## Supplied records

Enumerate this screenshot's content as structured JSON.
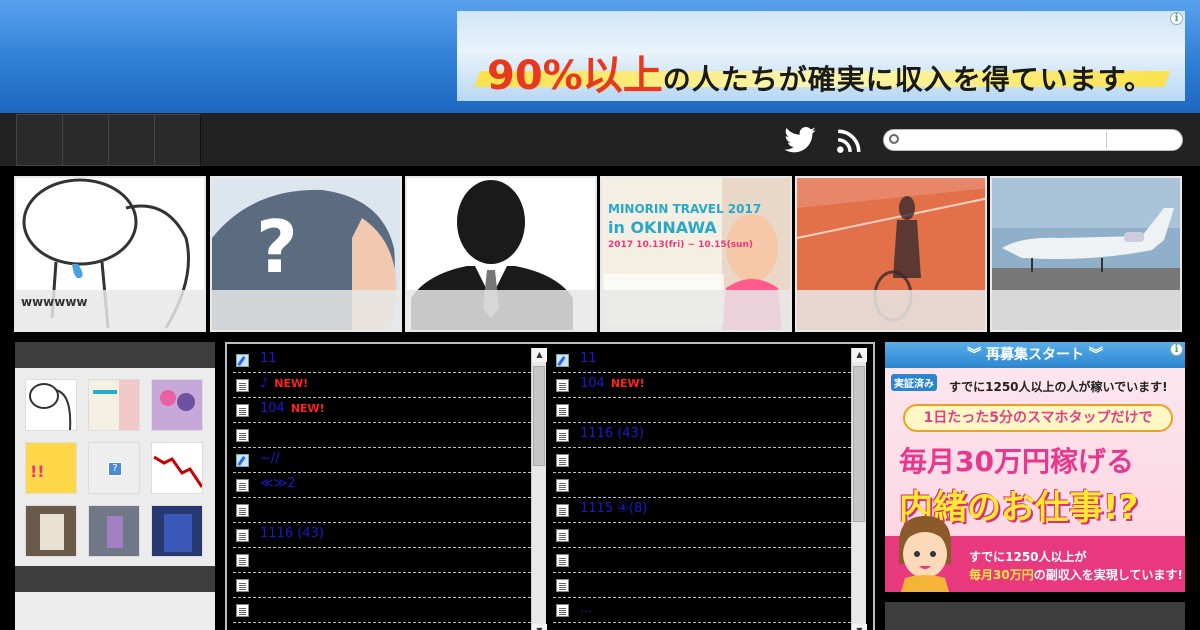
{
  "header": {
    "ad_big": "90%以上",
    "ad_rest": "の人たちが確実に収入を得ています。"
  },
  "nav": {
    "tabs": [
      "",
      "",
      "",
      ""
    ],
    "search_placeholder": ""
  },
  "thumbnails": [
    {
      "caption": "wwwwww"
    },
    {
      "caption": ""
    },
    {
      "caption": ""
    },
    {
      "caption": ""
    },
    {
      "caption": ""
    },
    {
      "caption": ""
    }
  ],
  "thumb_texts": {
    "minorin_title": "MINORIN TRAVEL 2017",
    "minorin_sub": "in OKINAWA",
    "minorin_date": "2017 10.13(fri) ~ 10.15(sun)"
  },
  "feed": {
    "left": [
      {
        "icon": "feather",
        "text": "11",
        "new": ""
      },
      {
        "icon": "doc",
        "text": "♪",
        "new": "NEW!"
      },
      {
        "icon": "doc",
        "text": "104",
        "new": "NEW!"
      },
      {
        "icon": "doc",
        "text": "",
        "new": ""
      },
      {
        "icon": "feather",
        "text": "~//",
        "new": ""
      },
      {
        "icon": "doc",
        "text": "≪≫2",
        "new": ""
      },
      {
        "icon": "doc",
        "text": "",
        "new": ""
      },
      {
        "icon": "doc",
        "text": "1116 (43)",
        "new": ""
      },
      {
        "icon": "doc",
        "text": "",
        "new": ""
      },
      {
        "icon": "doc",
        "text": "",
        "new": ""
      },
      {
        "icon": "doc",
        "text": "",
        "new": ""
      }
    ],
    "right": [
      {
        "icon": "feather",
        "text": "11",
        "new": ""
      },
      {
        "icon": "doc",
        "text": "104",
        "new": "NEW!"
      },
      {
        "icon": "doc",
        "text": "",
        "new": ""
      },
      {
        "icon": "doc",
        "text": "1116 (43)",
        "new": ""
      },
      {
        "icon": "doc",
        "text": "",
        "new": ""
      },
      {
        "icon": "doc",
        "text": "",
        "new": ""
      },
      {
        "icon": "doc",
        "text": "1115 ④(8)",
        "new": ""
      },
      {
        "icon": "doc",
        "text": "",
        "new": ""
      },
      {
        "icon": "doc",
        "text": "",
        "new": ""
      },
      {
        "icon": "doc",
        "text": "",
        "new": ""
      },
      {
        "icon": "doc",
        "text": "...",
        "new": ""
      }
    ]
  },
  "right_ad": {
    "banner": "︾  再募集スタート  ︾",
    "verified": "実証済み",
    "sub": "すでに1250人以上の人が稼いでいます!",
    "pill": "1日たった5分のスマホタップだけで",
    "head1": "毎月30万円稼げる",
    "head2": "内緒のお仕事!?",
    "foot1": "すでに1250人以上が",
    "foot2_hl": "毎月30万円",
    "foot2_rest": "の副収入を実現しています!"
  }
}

## The task
Reproduce the material word for word. Any pictures should be left out of the copy.

## Exercise solution
Enumerate this screenshot's content as structured JSON.
{
  "header": {
    "ad_big": "90%以上",
    "ad_rest": "の人たちが確実に収入を得ています。"
  },
  "nav": {
    "tabs": [
      "",
      "",
      "",
      ""
    ],
    "search_placeholder": ""
  },
  "thumbnails": [
    {
      "caption": "wwwwww"
    },
    {
      "caption": ""
    },
    {
      "caption": ""
    },
    {
      "caption": ""
    },
    {
      "caption": ""
    },
    {
      "caption": ""
    }
  ],
  "thumb_texts": {
    "minorin_title": "MINORIN TRAVEL 2017",
    "minorin_sub": "in OKINAWA",
    "minorin_date": "2017 10.13(fri) ~ 10.15(sun)"
  },
  "feed": {
    "left": [
      {
        "icon": "feather",
        "text": "11",
        "new": ""
      },
      {
        "icon": "doc",
        "text": "♪",
        "new": "NEW!"
      },
      {
        "icon": "doc",
        "text": "104",
        "new": "NEW!"
      },
      {
        "icon": "doc",
        "text": "",
        "new": ""
      },
      {
        "icon": "feather",
        "text": "~//",
        "new": ""
      },
      {
        "icon": "doc",
        "text": "≪≫2",
        "new": ""
      },
      {
        "icon": "doc",
        "text": "",
        "new": ""
      },
      {
        "icon": "doc",
        "text": "1116 (43)",
        "new": ""
      },
      {
        "icon": "doc",
        "text": "",
        "new": ""
      },
      {
        "icon": "doc",
        "text": "",
        "new": ""
      },
      {
        "icon": "doc",
        "text": "",
        "new": ""
      }
    ],
    "right": [
      {
        "icon": "feather",
        "text": "11",
        "new": ""
      },
      {
        "icon": "doc",
        "text": "104",
        "new": "NEW!"
      },
      {
        "icon": "doc",
        "text": "",
        "new": ""
      },
      {
        "icon": "doc",
        "text": "1116 (43)",
        "new": ""
      },
      {
        "icon": "doc",
        "text": "",
        "new": ""
      },
      {
        "icon": "doc",
        "text": "",
        "new": ""
      },
      {
        "icon": "doc",
        "text": "1115 ④(8)",
        "new": ""
      },
      {
        "icon": "doc",
        "text": "",
        "new": ""
      },
      {
        "icon": "doc",
        "text": "",
        "new": ""
      },
      {
        "icon": "doc",
        "text": "",
        "new": ""
      },
      {
        "icon": "doc",
        "text": "...",
        "new": ""
      }
    ]
  },
  "right_ad": {
    "banner": "︾  再募集スタート  ︾",
    "verified": "実証済み",
    "sub": "すでに1250人以上の人が稼いでいます!",
    "pill": "1日たった5分のスマホタップだけで",
    "head1": "毎月30万円稼げる",
    "head2": "内緒のお仕事!?",
    "foot1": "すでに1250人以上が",
    "foot2_hl": "毎月30万円",
    "foot2_rest": "の副収入を実現しています!"
  }
}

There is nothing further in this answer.